Output all lines exactly.

-- Start --

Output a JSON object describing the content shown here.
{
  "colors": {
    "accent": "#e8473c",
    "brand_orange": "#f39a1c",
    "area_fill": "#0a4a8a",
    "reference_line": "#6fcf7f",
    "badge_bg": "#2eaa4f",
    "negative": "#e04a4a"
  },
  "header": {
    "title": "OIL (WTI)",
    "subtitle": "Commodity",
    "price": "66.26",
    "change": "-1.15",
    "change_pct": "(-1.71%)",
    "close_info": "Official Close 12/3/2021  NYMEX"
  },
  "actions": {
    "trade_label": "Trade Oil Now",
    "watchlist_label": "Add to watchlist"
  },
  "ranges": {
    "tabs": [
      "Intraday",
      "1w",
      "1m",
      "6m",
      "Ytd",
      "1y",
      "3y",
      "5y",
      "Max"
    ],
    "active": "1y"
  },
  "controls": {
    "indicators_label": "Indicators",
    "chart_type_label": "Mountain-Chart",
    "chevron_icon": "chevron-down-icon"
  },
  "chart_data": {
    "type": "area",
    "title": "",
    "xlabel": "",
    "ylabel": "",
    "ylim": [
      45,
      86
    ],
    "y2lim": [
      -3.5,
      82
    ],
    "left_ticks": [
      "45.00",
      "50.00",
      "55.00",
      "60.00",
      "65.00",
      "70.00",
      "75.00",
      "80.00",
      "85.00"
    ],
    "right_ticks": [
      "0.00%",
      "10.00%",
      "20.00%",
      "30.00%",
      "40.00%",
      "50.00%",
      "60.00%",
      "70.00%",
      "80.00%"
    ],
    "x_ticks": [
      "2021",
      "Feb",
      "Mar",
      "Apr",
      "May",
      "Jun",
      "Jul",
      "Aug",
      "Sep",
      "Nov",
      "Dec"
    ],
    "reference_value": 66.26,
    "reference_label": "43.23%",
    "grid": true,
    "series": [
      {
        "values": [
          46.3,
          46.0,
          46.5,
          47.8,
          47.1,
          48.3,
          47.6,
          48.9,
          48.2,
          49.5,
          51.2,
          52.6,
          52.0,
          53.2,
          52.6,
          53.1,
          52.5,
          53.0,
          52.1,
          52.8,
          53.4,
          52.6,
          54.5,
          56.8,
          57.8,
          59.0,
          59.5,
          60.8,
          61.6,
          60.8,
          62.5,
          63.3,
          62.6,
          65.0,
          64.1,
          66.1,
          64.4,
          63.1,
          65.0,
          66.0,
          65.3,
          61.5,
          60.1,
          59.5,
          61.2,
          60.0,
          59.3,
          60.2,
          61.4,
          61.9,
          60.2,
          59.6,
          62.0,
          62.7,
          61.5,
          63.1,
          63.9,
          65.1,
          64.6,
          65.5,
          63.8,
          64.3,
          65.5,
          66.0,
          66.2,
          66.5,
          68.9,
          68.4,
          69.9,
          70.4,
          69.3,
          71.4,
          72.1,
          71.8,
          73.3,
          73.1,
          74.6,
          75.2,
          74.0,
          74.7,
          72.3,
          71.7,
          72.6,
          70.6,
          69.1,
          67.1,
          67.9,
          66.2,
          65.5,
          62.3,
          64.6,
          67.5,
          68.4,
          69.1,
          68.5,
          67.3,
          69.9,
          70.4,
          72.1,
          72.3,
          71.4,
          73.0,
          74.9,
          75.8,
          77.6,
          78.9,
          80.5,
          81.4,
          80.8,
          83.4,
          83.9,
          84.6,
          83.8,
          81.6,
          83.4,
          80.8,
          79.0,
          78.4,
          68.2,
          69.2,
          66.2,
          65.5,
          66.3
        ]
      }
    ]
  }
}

-- End --

__Task response__.
Output a JSON object describing the content shown here.
{
  "colors": {
    "accent": "#e8473c",
    "brand_orange": "#f39a1c",
    "area_fill": "#0a4a8a",
    "reference_line": "#6fcf7f",
    "badge_bg": "#2eaa4f",
    "negative": "#e04a4a"
  },
  "header": {
    "title": "OIL (WTI)",
    "subtitle": "Commodity",
    "price": "66.26",
    "change": "-1.15",
    "change_pct": "(-1.71%)",
    "close_info": "Official Close 12/3/2021  NYMEX"
  },
  "actions": {
    "trade_label": "Trade Oil Now",
    "watchlist_label": "Add to watchlist"
  },
  "ranges": {
    "tabs": [
      "Intraday",
      "1w",
      "1m",
      "6m",
      "Ytd",
      "1y",
      "3y",
      "5y",
      "Max"
    ],
    "active": "1y"
  },
  "controls": {
    "indicators_label": "Indicators",
    "chart_type_label": "Mountain-Chart",
    "chevron_icon": "chevron-down-icon"
  },
  "chart_data": {
    "type": "area",
    "title": "",
    "xlabel": "",
    "ylabel": "",
    "ylim": [
      45,
      86
    ],
    "y2lim": [
      -3.5,
      82
    ],
    "left_ticks": [
      "45.00",
      "50.00",
      "55.00",
      "60.00",
      "65.00",
      "70.00",
      "75.00",
      "80.00",
      "85.00"
    ],
    "right_ticks": [
      "0.00%",
      "10.00%",
      "20.00%",
      "30.00%",
      "40.00%",
      "50.00%",
      "60.00%",
      "70.00%",
      "80.00%"
    ],
    "x_ticks": [
      "2021",
      "Feb",
      "Mar",
      "Apr",
      "May",
      "Jun",
      "Jul",
      "Aug",
      "Sep",
      "Nov",
      "Dec"
    ],
    "reference_value": 66.26,
    "reference_label": "43.23%",
    "grid": true,
    "series": [
      {
        "values": [
          46.3,
          46.0,
          46.5,
          47.8,
          47.1,
          48.3,
          47.6,
          48.9,
          48.2,
          49.5,
          51.2,
          52.6,
          52.0,
          53.2,
          52.6,
          53.1,
          52.5,
          53.0,
          52.1,
          52.8,
          53.4,
          52.6,
          54.5,
          56.8,
          57.8,
          59.0,
          59.5,
          60.8,
          61.6,
          60.8,
          62.5,
          63.3,
          62.6,
          65.0,
          64.1,
          66.1,
          64.4,
          63.1,
          65.0,
          66.0,
          65.3,
          61.5,
          60.1,
          59.5,
          61.2,
          60.0,
          59.3,
          60.2,
          61.4,
          61.9,
          60.2,
          59.6,
          62.0,
          62.7,
          61.5,
          63.1,
          63.9,
          65.1,
          64.6,
          65.5,
          63.8,
          64.3,
          65.5,
          66.0,
          66.2,
          66.5,
          68.9,
          68.4,
          69.9,
          70.4,
          69.3,
          71.4,
          72.1,
          71.8,
          73.3,
          73.1,
          74.6,
          75.2,
          74.0,
          74.7,
          72.3,
          71.7,
          72.6,
          70.6,
          69.1,
          67.1,
          67.9,
          66.2,
          65.5,
          62.3,
          64.6,
          67.5,
          68.4,
          69.1,
          68.5,
          67.3,
          69.9,
          70.4,
          72.1,
          72.3,
          71.4,
          73.0,
          74.9,
          75.8,
          77.6,
          78.9,
          80.5,
          81.4,
          80.8,
          83.4,
          83.9,
          84.6,
          83.8,
          81.6,
          83.4,
          80.8,
          79.0,
          78.4,
          68.2,
          69.2,
          66.2,
          65.5,
          66.3
        ]
      }
    ]
  }
}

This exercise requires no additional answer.